◆ WHAT YOU NEED TO DO: Can you transcribe every entry word for word, skipping the images?

◆ DATASET RECORDS:
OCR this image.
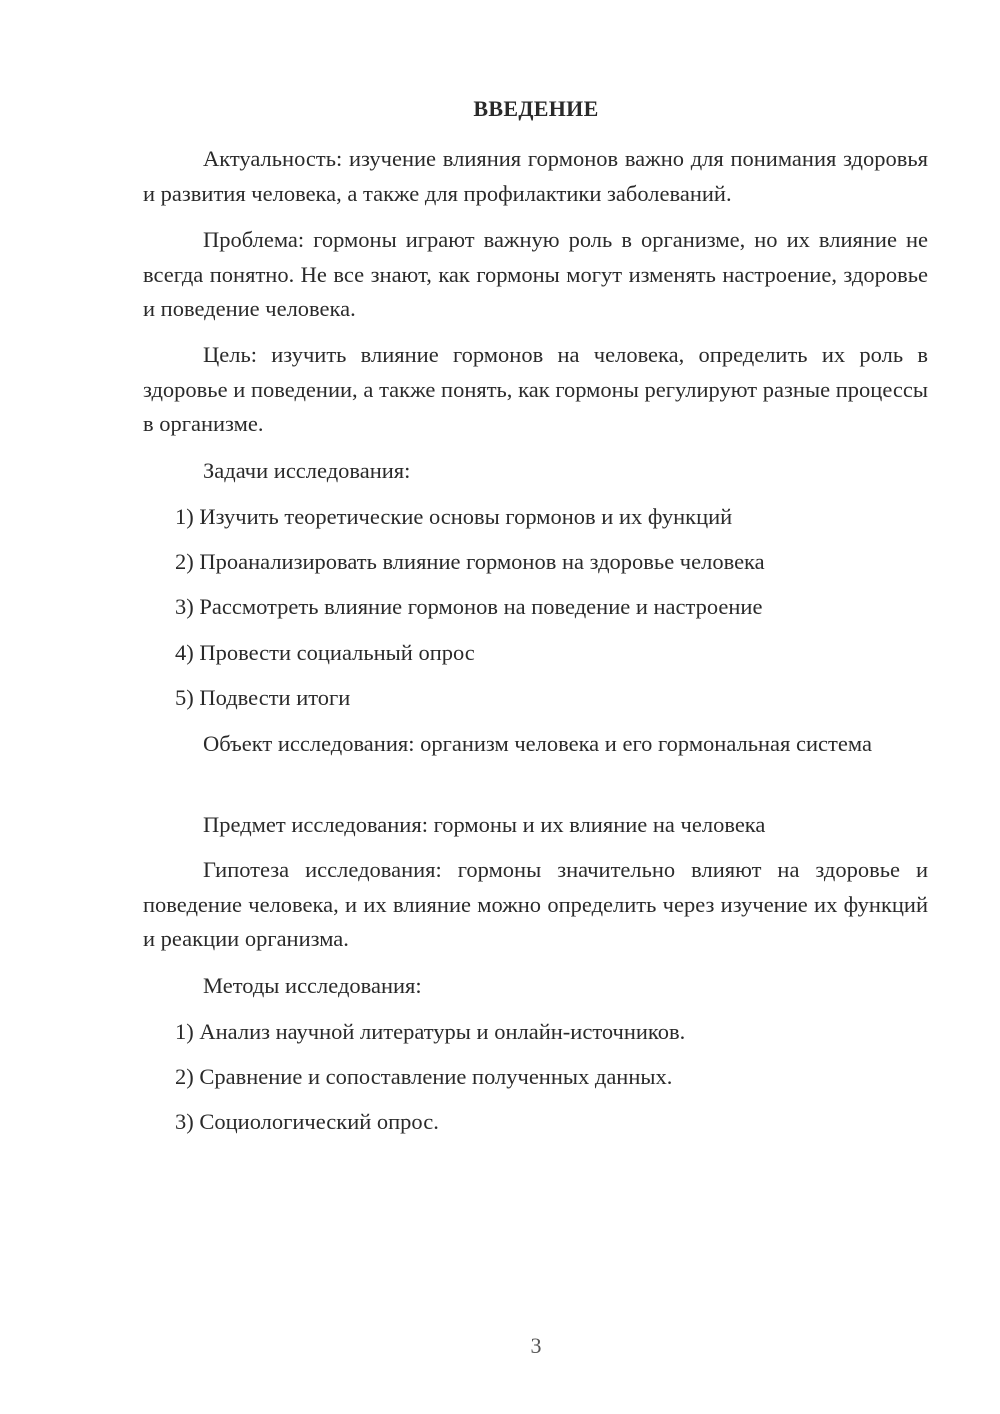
ВВЕДЕНИЕ
Актуальность: изучение влияния гормонов важно для понимания здоровья и развития человека, а также для профилактики заболеваний.
Проблема: гормоны играют важную роль в организме, но их влияние не всегда понятно. Не все знают, как гормоны могут изменять настроение, здоровье и поведение человека.
Цель: изучить влияние гормонов на человека, определить их роль в здоровье и поведении, а также понять, как гормоны регулируют разные процессы в организме.
Задачи исследования:
1) Изучить теоретические основы гормонов и их функций
2) Проанализировать влияние гормонов на здоровье человека
3) Рассмотреть влияние гормонов на поведение и настроение
4) Провести социальный опрос
5) Подвести итоги
Объект исследования: организм человека и его гормональная система
Предмет исследования: гормоны и их влияние на человека
Гипотеза исследования: гормоны значительно влияют на здоровье и поведение человека, и их влияние можно определить через изучение их функций и реакции организма.
Методы исследования:
1) Анализ научной литературы и онлайн-источников.
2) Сравнение и сопоставление полученных данных.
3) Социологический опрос.
3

◆ COMPLETED TASK:
OCR this image.
ВВЕДЕНИЕ
Актуальность: изучение влияния гормонов важно для понимания здоровья и развития человека, а также для профилактики заболеваний.
Проблема: гормоны играют важную роль в организме, но их влияние не всегда понятно. Не все знают, как гормоны могут изменять настроение, здоровье и поведение человека.
Цель: изучить влияние гормонов на человека, определить их роль в здоровье и поведении, а также понять, как гормоны регулируют разные процессы в организме.
Задачи исследования:
1) Изучить теоретические основы гормонов и их функций
2) Проанализировать влияние гормонов на здоровье человека
3) Рассмотреть влияние гормонов на поведение и настроение
4) Провести социальный опрос
5) Подвести итоги
Объект исследования: организм человека и его гормональная система
Предмет исследования: гормоны и их влияние на человека
Гипотеза исследования: гормоны значительно влияют на здоровье и поведение человека, и их влияние можно определить через изучение их функций и реакции организма.
Методы исследования:
1) Анализ научной литературы и онлайн-источников.
2) Сравнение и сопоставление полученных данных.
3) Социологический опрос.
3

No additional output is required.